**AUFGABENBESCHREIBUNG:**
Setze den Lesetext über die Unionsbürgerschaft im Anschluss an seinen letzten Satz fort.

**LESETEXT:**

Begriff und Rechtsgrundlagen der Unionsbürgerschaft

Die Unionsbürgerschaft ist ein zentrales Rechtsinstitut der Europäischen Union (EU) und wurde mit dem Vertrag von Maastricht 1992 eingeführt. Sie ergänzt die nationale Staatsangehörigkeit der Mitgliedstaaten und begründet eigenständige Rechte und Pflichten der Unionsbürgerinnen und Unionsbürger. Die rechtliche Grundlage für die Unionsbürgerschaft findet sich insbesondere in den Artikeln 18 bis 25 des Vertrags über die Arbeitsweise der Europäischen Union (AEUV) sowie in Artikel 9 des Vertrags über die Europäische Union (EUV).

Entstehung und Entwicklung der Unionsbürgerschaft

Historische Entwicklung

Die Konzeption einer gemeinsamen Bürgerschaft innerhalb des europäischen Integrationsprozesses entstand mit dem Ziel, die Rechte der Bürgerinnen und Bürger zu stärken und ihre Teilhabe am europäischen Einigungsprozess zu fördern. Die Unionsbürgerschaft wurde durch den Vertrag von Maastricht (1992) zunächst in Grundzügen geschaffen und durch nachfolgende Verträge – insbesondere den Vertrag von Amsterdam (1997), den Vertrag von Nizza (2001) und den Vertrag von Lissabon (2009) – weiterentwickelt und präzisiert.

Primärrechtliche Grundlage

Artikel 20 AEUV bestimmt:
„Es wird eine Unionsbürgerschaft eingerichtet. Unionsbürger ist, wer die Staatsangehörigkeit eines Mitgliedstaats besitzt. Die Unionsbürgerschaft tritt zur nationalen Staatsangehörigkeit hinzu, ersetzt diese jedoch nicht.“

Die Unionsbürgerschaft ist somit akzessorisch, das heißt, sie geht grundsätzlich und ausschließlich aus der Staatsangehörigkeit eines Mitgliedstaats hervor.

**ANGEZEIGTE DATEN:**
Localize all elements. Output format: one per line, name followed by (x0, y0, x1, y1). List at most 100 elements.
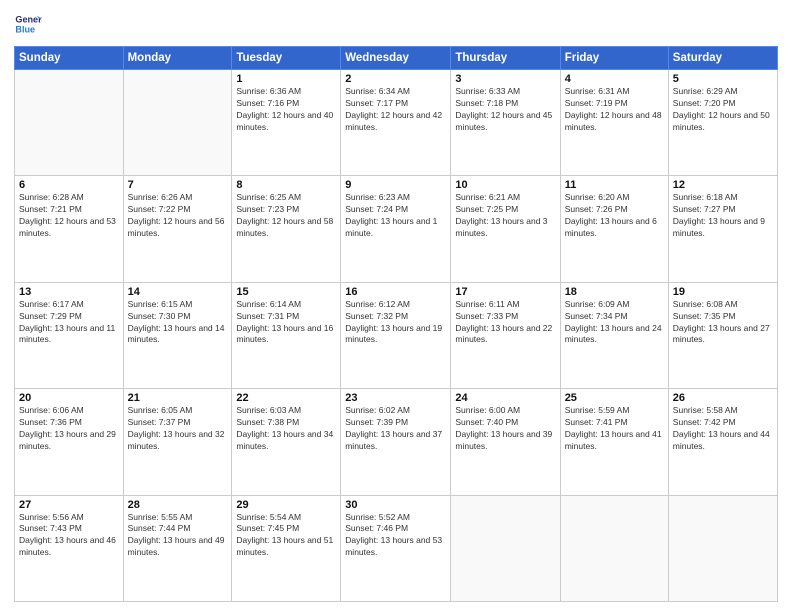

**ENDGÜLTIGE ANTWORT:**
Rechte und Pflichten aus der Unionsbürgerschaft

Unionsbürgerinnen und Unionsbürger genießen eine Vielzahl spezifischer Rechte, die ihnen entweder direkt durch die Verträge oder durch Sekundärrecht (Richtlinien, Verordnungen) gewährt werden.

Recht auf Freizügigkeit und Aufenthalt

Freizügigkeit im Unionsgebiet

Das Recht auf Freizügigkeit stellt das Kernstück der Unionsbürgerschaft dar (vgl. Art. 21 AEUV). Unionsbürgerinnen und Unionsbürger haben das Recht, sich im Hoheitsgebiet der Mitgliedstaaten frei zu bewegen und aufzuhalten. Dieses Recht unterliegt bestimmten Bedingungen und Beschränkungen, die in der Freizügigkeitsrichtlinie (Richtlinie 2004/38/EG) geregelt sind. Die Freizügigkeit umfasst insbesondere:

  • das Recht zur Einreise in einen anderen Mitgliedstaat,
  • das Recht auf Aufenthalt bis zu drei Monaten ohne weitere Voraussetzungen,
  • ein Aufenthaltsrecht über drei Monate hinaus, sofern bestimmte Bedingungen (z.B. Erwerbstätigkeit, ausreichende Existenzmittel) erfüllt sind,
  • das Daueraufenthaltsrecht nach einem fünfjährigen rechtmäßigen Aufenthalt.

Ausnahmen und Beschränkungen

Die Rechte auf Freizügigkeit und Aufenthalt können zum Schutz der öffentlichen Ordnung, Sicherheit oder Gesundheit eingeschränkt werden. Solche Einschränkungen sind unionsrechtlich eng auszulegen und unterliegen der Kontrolle des Gerichtshofs der Europäischen Union (EuGH).

Gleichbehandlung und Diskriminierungsverbot

Nach Art. 18 AEUV genießen Unionsbürgerinnen und Unionsbürger im Hoheitsgebiet eines anderen Mitgliedstaats grundsätzlich Gleichbehandlung mit den Staatsangehörigen dieses Staates. Insbesondere sind Diskriminierungen aus Gründen der Staatsangehörigkeit, etwa im Bereich der Beschäftigung, Ausbildung, sozialen Sicherheit oder Steuer, grundsätzlich untersagt.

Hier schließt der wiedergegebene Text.